Whenever a line below holds the word "egészen", copy that line.

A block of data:
** begin **

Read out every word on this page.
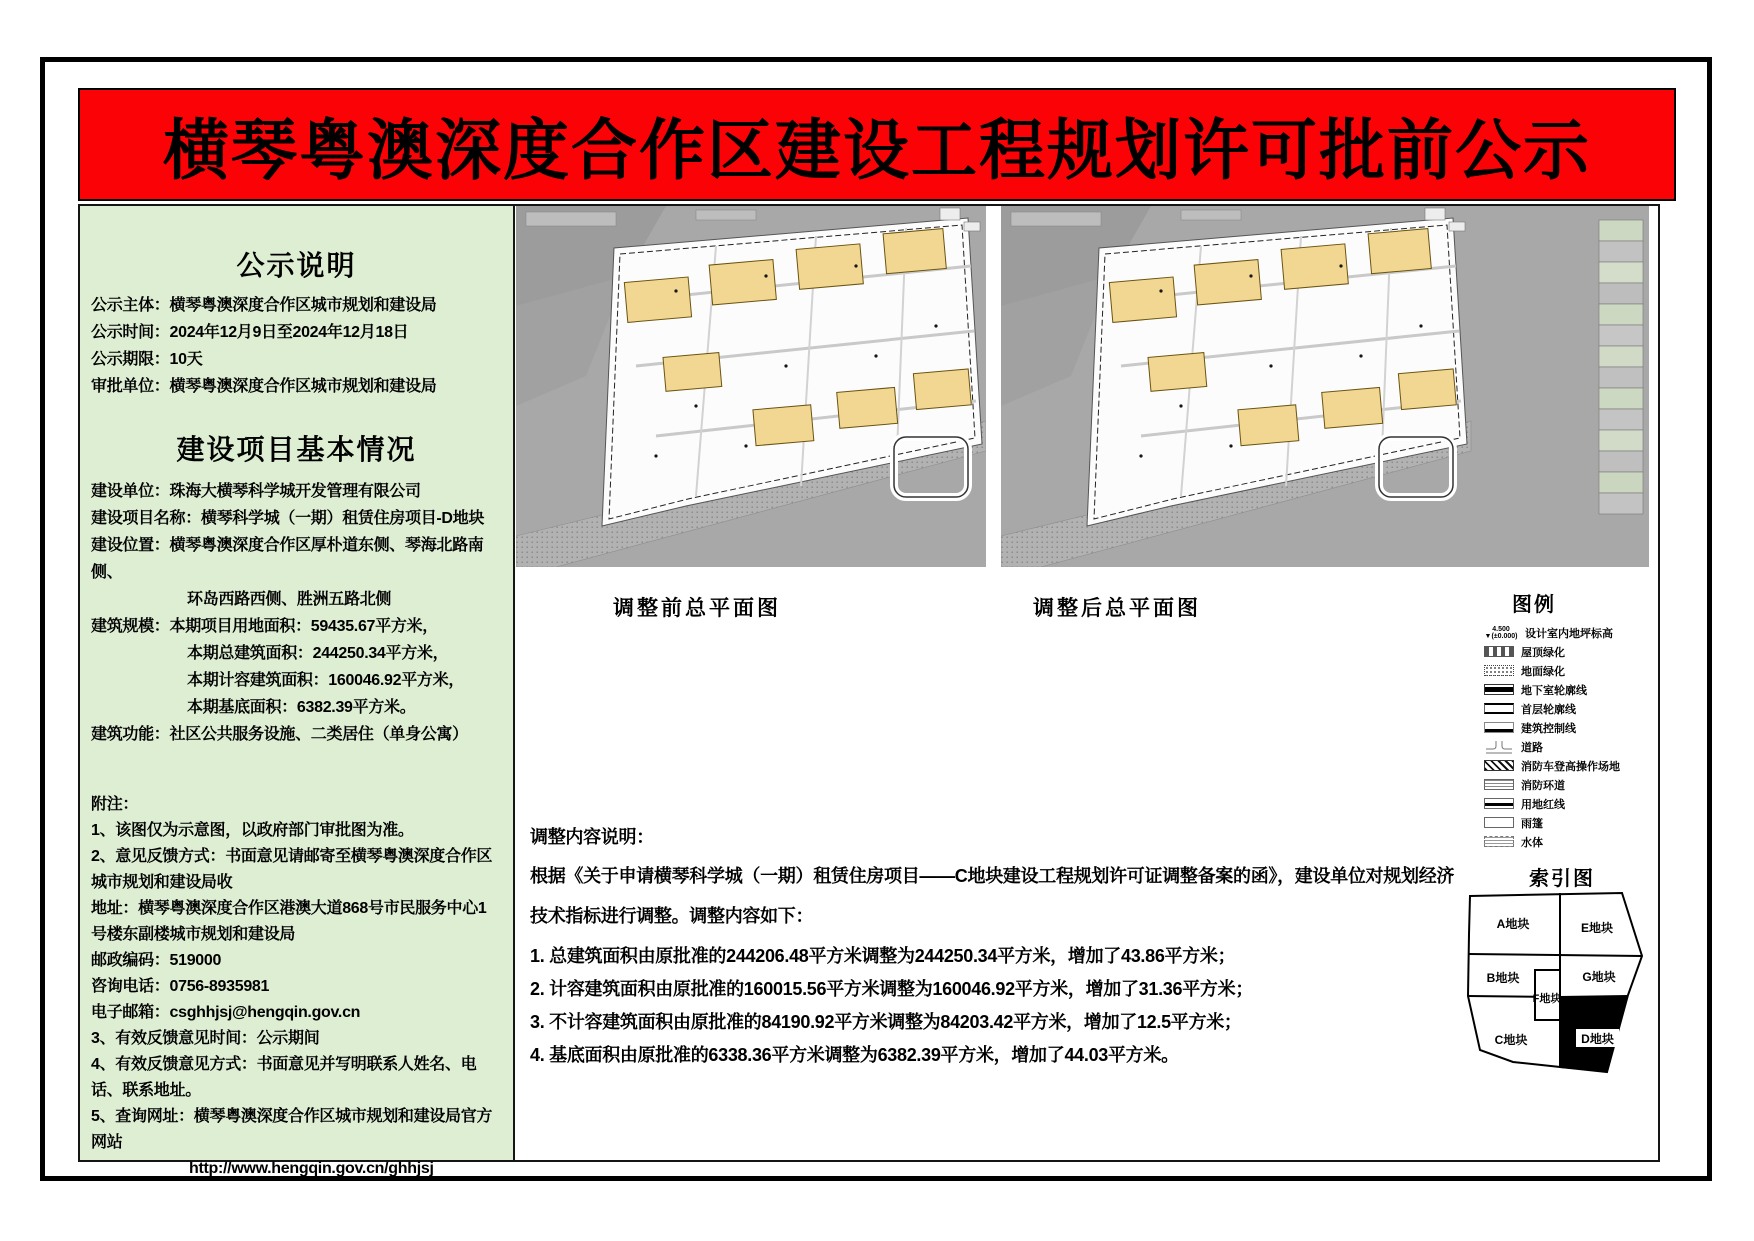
横琴粤澳深度合作区建设工程规划许可批前公示
公示说明
公示主体：横琴粤澳深度合作区城市规划和建设局
公示时间：2024年12月9日至2024年12月18日
公示期限：10天
审批单位：横琴粤澳深度合作区城市规划和建设局
建设项目基本情况
建设单位：珠海大横琴科学城开发管理有限公司
建设项目名称：横琴科学城（一期）租赁住房项目-D地块
建设位置：横琴粤澳深度合作区厚朴道东侧、琴海北路南侧、
环岛西路西侧、胜洲五路北侧
建筑规模：本期项目用地面积：59435.67平方米，
本期总建筑面积：244250.34平方米，
本期计容建筑面积：160046.92平方米，
本期基底面积：6382.39平方米。
建筑功能：社区公共服务设施、二类居住（单身公寓）
附注：
1、该图仅为示意图，以政府部门审批图为准。
2、意见反馈方式：书面意见请邮寄至横琴粤澳深度合作区城市规划和建设局收
地址：横琴粤澳深度合作区港澳大道868号市民服务中心1号楼东副楼城市规划和建设局
邮政编码：519000
咨询电话：0756-8935981
电子邮箱：csghhjsj@hengqin.gov.cn
3、有效反馈意见时间：公示期间
4、有效反馈意见方式：书面意见并写明联系人姓名、电话、联系地址。
5、查询网址：横琴粤澳深度合作区城市规划和建设局官方网站
http://www.hengqin.gov.cn/ghhjsj
调整前总平面图	调整后总平面图	图例
4.500
▼(±0.000) 设计室内地坪标高
屋顶绿化
地面绿化
地下室轮廓线
首层轮廓线
建筑控制线
道路
消防车登高操作场地
消防环道
用地红线
雨篷
水体
索引图
A地块	E地块
B地块	G地块
F地块
C地块	D地块
调整内容说明：
根据《关于申请横琴科学城（一期）租赁住房项目——C地块建设工程规划许可证调整备案的函》，建设单位对规划经济技术指标进行调整。调整内容如下：
1. 总建筑面积由原批准的244206.48平方米调整为244250.34平方米，增加了43.86平方米；
2. 计容建筑面积由原批准的160015.56平方米调整为160046.92平方米，增加了31.36平方米；
3. 不计容建筑面积由原批准的84190.92平方米调整为84203.42平方米，增加了12.5平方米；
4. 基底面积由原批准的6338.36平方米调整为6382.39平方米，增加了44.03平方米。
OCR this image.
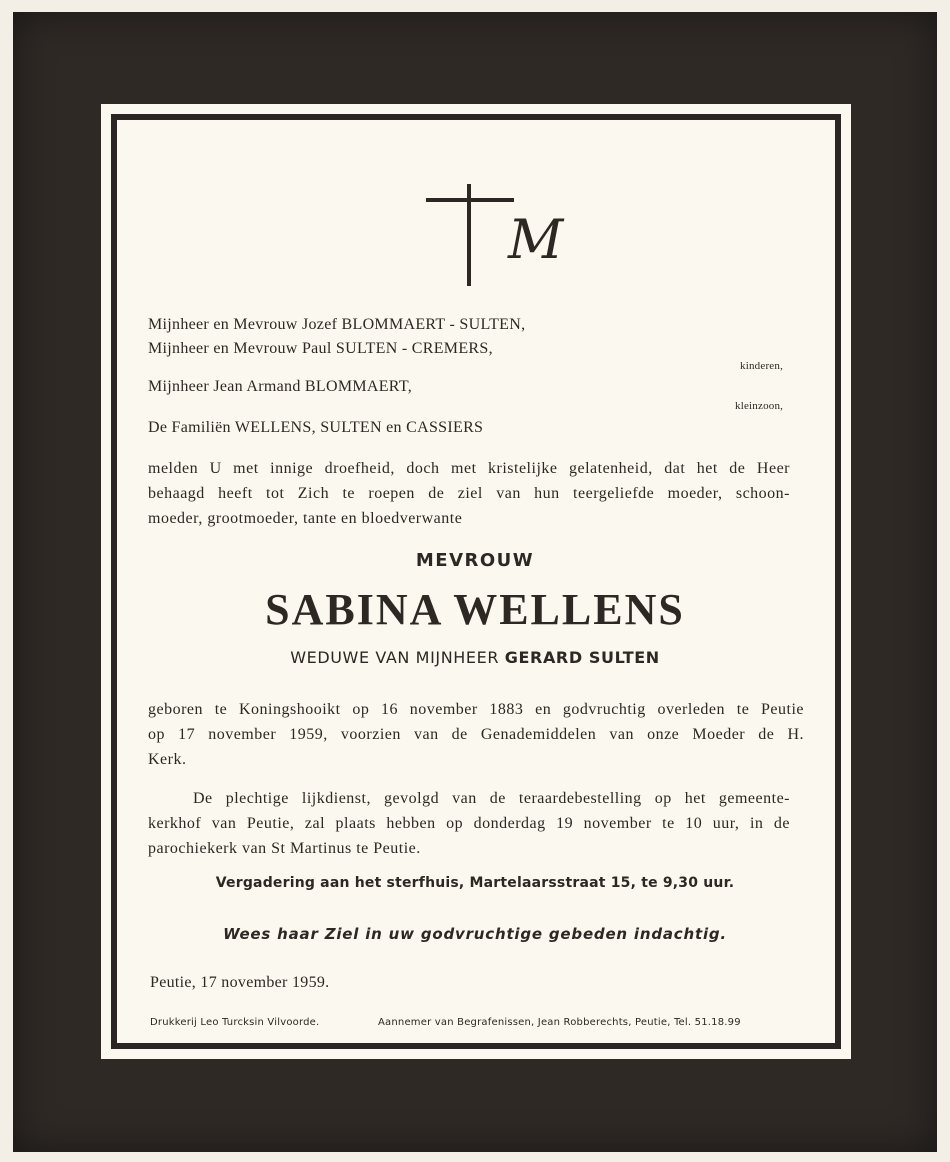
M
Mijnheer en Mevrouw Jozef BLOMMAERT - SULTEN,
Mijnheer en Mevrouw Paul SULTEN - CREMERS,
kinderen,
Mijnheer Jean Armand BLOMMAERT,
kleinzoon,
De Familiën WELLENS, SULTEN en CASSIERS
melden U met innige droefheid, doch met kristelijke gelatenheid, dat het de Heer
behaagd heeft tot Zich te roepen de ziel van hun teergeliefde moeder, schoon-
moeder, grootmoeder, tante en bloedverwante
MEVROUW
SABINA WELLENS
WEDUWE VAN MIJNHEER GERARD SULTEN
geboren te Koningshooikt op 16 november 1883 en godvruchtig overleden te Peutie
op 17 november 1959, voorzien van de Genademiddelen van onze Moeder de H.
Kerk.
De plechtige lijkdienst, gevolgd van de teraardebestelling op het gemeente-
kerkhof van Peutie, zal plaats hebben op donderdag 19 november te 10 uur, in de
parochiekerk van St Martinus te Peutie.
Vergadering aan het sterfhuis, Martelaarsstraat 15, te 9,30 uur.
Wees haar Ziel in uw godvruchtige gebeden indachtig.
Peutie, 17 november 1959.
Drukkerij Leo Turcksin Vilvoorde.	Aannemer van Begrafenissen, Jean Robberechts, Peutie, Tel. 51.18.99
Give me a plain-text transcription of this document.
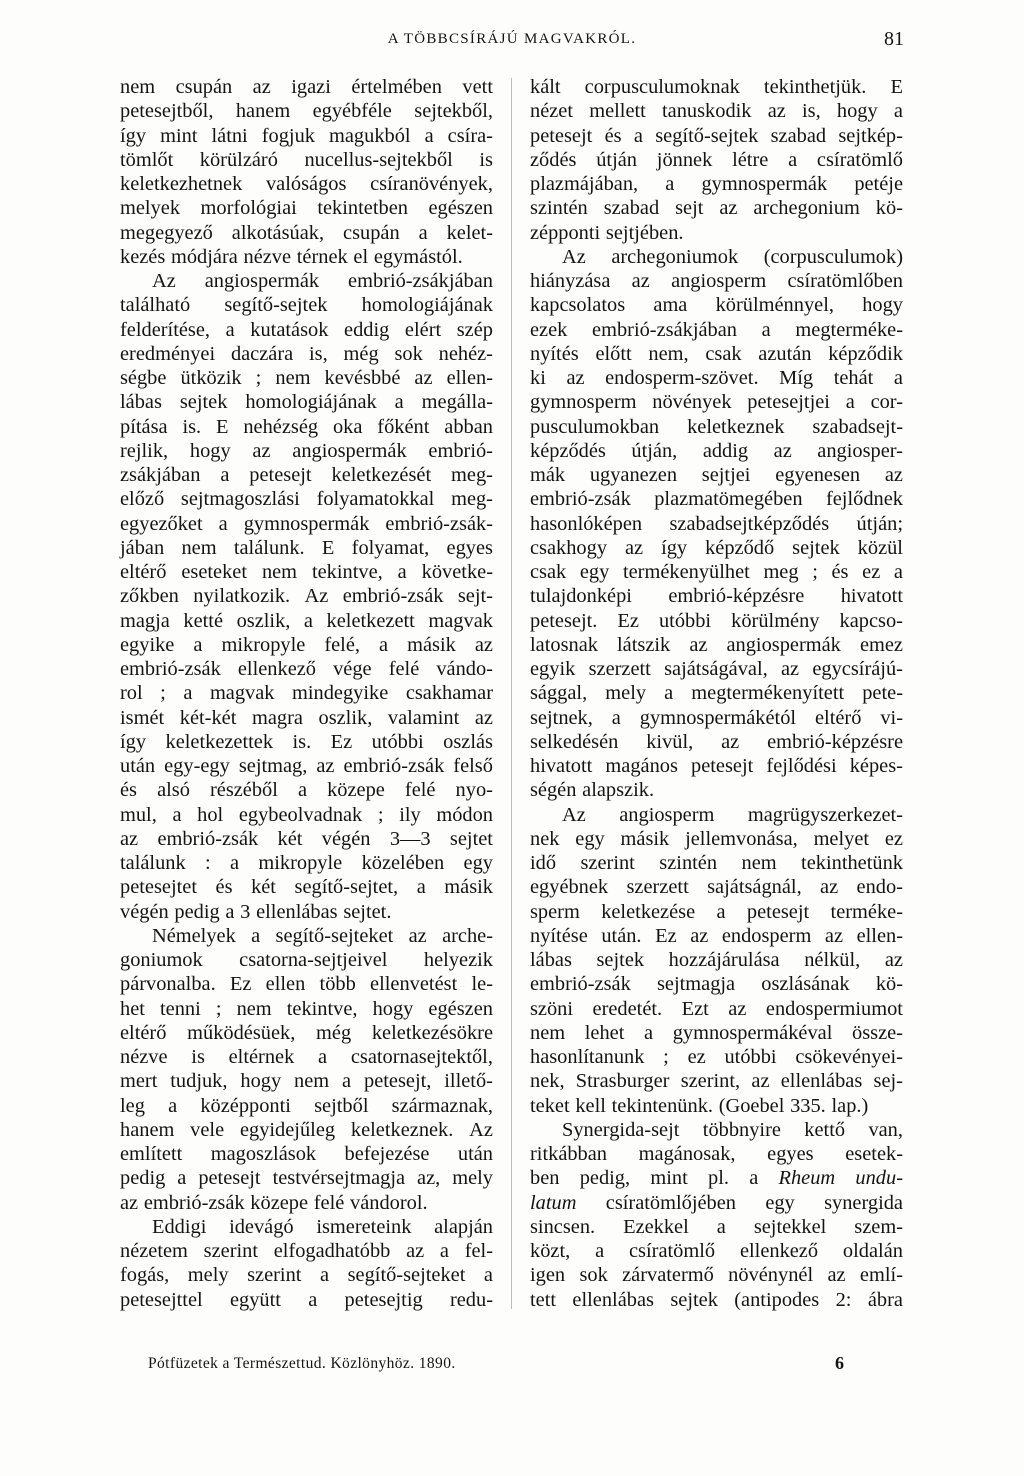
A TÖBBCSÍRÁJÚ MAGVAKRÓL.	81
nem csupán az igazi értelmében vett
petesejtből, hanem egyébféle sejtekből,
így mint látni fogjuk magukból a csíra-
tömlőt körülzáró nucellus-sejtekből is
keletkezhetnek valóságos csíranövények,
melyek morfológiai tekintetben egészen
megegyező alkotásúak, csupán a kelet-
kezés módjára nézve térnek el egymástól.
Az angiospermák embrió-zsákjában
található segítő-sejtek homologiájának
felderítése, a kutatások eddig elért szép
eredményei daczára is, még sok nehéz-
ségbe ütközik ; nem kevésbbé az ellen-
lábas sejtek homologiájának a megálla-
pítása is. E nehézség oka főként abban
rejlik, hogy az angiospermák embrió-
zsákjában a petesejt keletkezését meg-
előző sejtmagoszlási folyamatokkal meg-
egyezőket a gymnospermák embrió-zsák-
jában nem találunk. E folyamat, egyes
eltérő eseteket nem tekintve, a követke-
zőkben nyilatkozik. Az embrió-zsák sejt-
magja ketté oszlik, a keletkezett magvak
egyike a mikropyle felé, a másik az
embrió-zsák ellenkező vége felé vándo-
rol ; a magvak mindegyike csakhamar
ismét két-két magra oszlik, valamint az
így keletkezettek is. Ez utóbbi oszlás
után egy-egy sejtmag, az embrió-zsák felső
és alsó részéből a közepe felé nyo-
mul, a hol egybeolvadnak ; ily módon
az embrió-zsák két végén 3—3 sejtet
találunk : a mikropyle közelében egy
petesejtet és két segítő-sejtet, a másik
végén pedig a 3 ellenlábas sejtet.
Némelyek a segítő-sejteket az arche-
goniumok csatorna-sejtjeivel helyezik
párvonalba. Ez ellen több ellenvetést le-
het tenni ; nem tekintve, hogy egészen
eltérő működésüek, még keletkezésökre
nézve is eltérnek a csatornasejtektől,
mert tudjuk, hogy nem a petesejt, illető-
leg a középponti sejtből származnak,
hanem vele egyidejűleg keletkeznek. Az
említett magoszlások befejezése után
pedig a petesejt testvérsejtmagja az, mely
az embrió-zsák közepe felé vándorol.
Eddigi idevágó ismereteink alapján
nézetem szerint elfogadhatóbb az a fel-
fogás, mely szerint a segítő-sejteket a
petesejttel együtt a petesejtig redu-
kált corpusculumoknak tekinthetjük. E
nézet mellett tanuskodik az is, hogy a
petesejt és a segítő-sejtek szabad sejtkép-
ződés útján jönnek létre a csíratömlő
plazmájában, a gymnospermák petéje
szintén szabad sejt az archegonium kö-
zépponti sejtjében.
Az archegoniumok (corpusculumok)
hiányzása az angiosperm csíratömlőben
kapcsolatos ama körülménnyel, hogy
ezek embrió-zsákjában a megterméke-
nyítés előtt nem, csak azután képződik
ki az endosperm-szövet. Míg tehát a
gymnosperm növények petesejtjei a cor-
pusculumokban keletkeznek szabadsejt-
képződés útján, addig az angiosper-
mák ugyanezen sejtjei egyenesen az
embrió-zsák plazmatömegében fejlődnek
hasonlóképen szabadsejtképződés útján;
csakhogy az így képződő sejtek közül
csak egy termékenyülhet meg ; és ez a
tulajdonképi embrió-képzésre hivatott
petesejt. Ez utóbbi körülmény kapcso-
latosnak látszik az angiospermák emez
egyik szerzett sajátságával, az egycsírájú-
sággal, mely a megtermékenyített pete-
sejtnek, a gymnospermákétól eltérő vi-
selkedésén kivül, az embrió-képzésre
hivatott magános petesejt fejlődési képes-
ségén alapszik.
Az angiosperm magrügyszerkezet-
nek egy másik jellemvonása, melyet ez
idő szerint szintén nem tekinthetünk
egyébnek szerzett sajátságnál, az endo-
sperm keletkezése a petesejt terméke-
nyítése után. Ez az endosperm az ellen-
lábas sejtek hozzájárulása nélkül, az
embrió-zsák sejtmagja oszlásának kö-
szöni eredetét. Ezt az endospermiumot
nem lehet a gymnospermákéval össze-
hasonlítanunk ; ez utóbbi csökevényei-
nek, Strasburger szerint, az ellenlábas sej-
teket kell tekintenünk. (Goebel 335. lap.)
Synergida-sejt többnyire kettő van,
ritkábban magánosak, egyes esetek-
ben pedig, mint pl. a Rheum undu-
latum csíratömlőjében egy synergida
sincsen. Ezekkel a sejtekkel szem-
közt, a csíratömlő ellenkező oldalán
igen sok zárvatermő növénynél az emlí-
tett ellenlábas sejtek (antipodes 2: ábra
Pótfüzetek a Természettud. Közlönyhöz. 1890.	6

** end **

Solution
melyek morfológiai tekintetben egészen
het tenni ; nem tekintve, hogy egészen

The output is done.